**Data to use**:

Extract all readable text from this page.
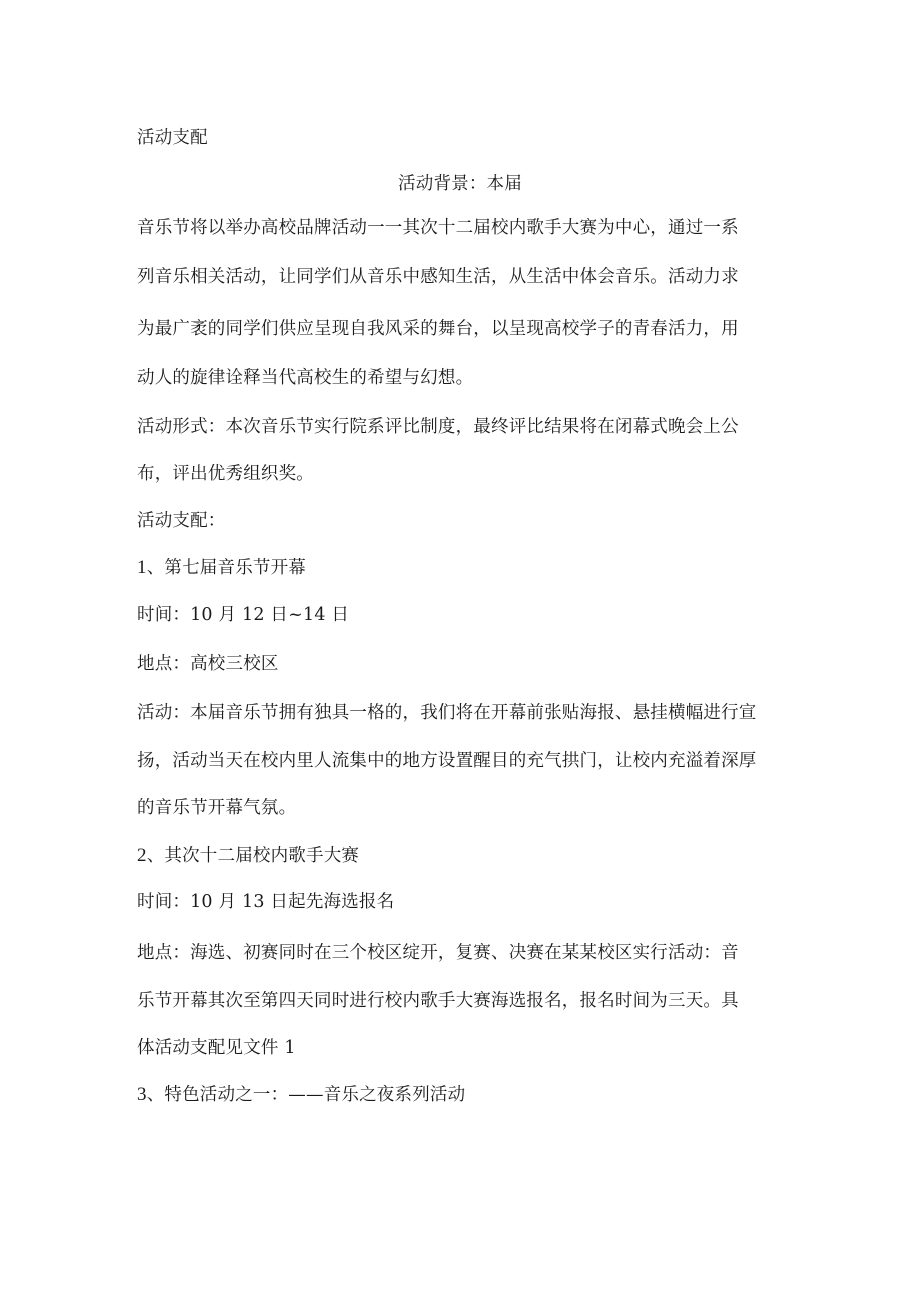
活动支配
活动背景：本届
音乐节将以举办高校品牌活动一一其次十二届校内歌手大赛为中心，通过一系
列音乐相关活动，让同学们从音乐中感知生活，从生活中体会音乐。活动力求
为最广袤的同学们供应呈现自我风采的舞台，以呈现高校学子的青春活力，用
动人的旋律诠释当代高校生的希望与幻想。
活动形式：本次音乐节实行院系评比制度，最终评比结果将在闭幕式晚会上公
布，评出优秀组织奖。
活动支配：
1、第七届音乐节开幕
时间：10 月 12 日~14 日
地点：高校三校区
活动：本届音乐节拥有独具一格的，我们将在开幕前张贴海报、悬挂横幅进行宣
扬，活动当天在校内里人流集中的地方设置醒目的充气拱门，让校内充溢着深厚
的音乐节开幕气氛。
2、其次十二届校内歌手大赛
时间：10 月 13 日起先海选报名
地点：海选、初赛同时在三个校区绽开，复赛、决赛在某某校区实行活动：音
乐节开幕其次至第四天同时进行校内歌手大赛海选报名，报名时间为三天。具
体活动支配见文件 1
3、特色活动之一：——音乐之夜系列活动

**Task goal**: Your task is to return the entries above exactly, with no pictures.

**Output for this task**:
Extract all readable text from this page.
活动支配
活动背景：本届
音乐节将以举办高校品牌活动一一其次十二届校内歌手大赛为中心，通过一系
列音乐相关活动，让同学们从音乐中感知生活，从生活中体会音乐。活动力求
为最广袤的同学们供应呈现自我风采的舞台，以呈现高校学子的青春活力，用
动人的旋律诠释当代高校生的希望与幻想。
活动形式：本次音乐节实行院系评比制度，最终评比结果将在闭幕式晚会上公
布，评出优秀组织奖。
活动支配：
1、第七届音乐节开幕
时间：10 月 12 日~14 日
地点：高校三校区
活动：本届音乐节拥有独具一格的，我们将在开幕前张贴海报、悬挂横幅进行宣
扬，活动当天在校内里人流集中的地方设置醒目的充气拱门，让校内充溢着深厚
的音乐节开幕气氛。
2、其次十二届校内歌手大赛
时间：10 月 13 日起先海选报名
地点：海选、初赛同时在三个校区绽开，复赛、决赛在某某校区实行活动：音
乐节开幕其次至第四天同时进行校内歌手大赛海选报名，报名时间为三天。具
体活动支配见文件 1
3、特色活动之一：——音乐之夜系列活动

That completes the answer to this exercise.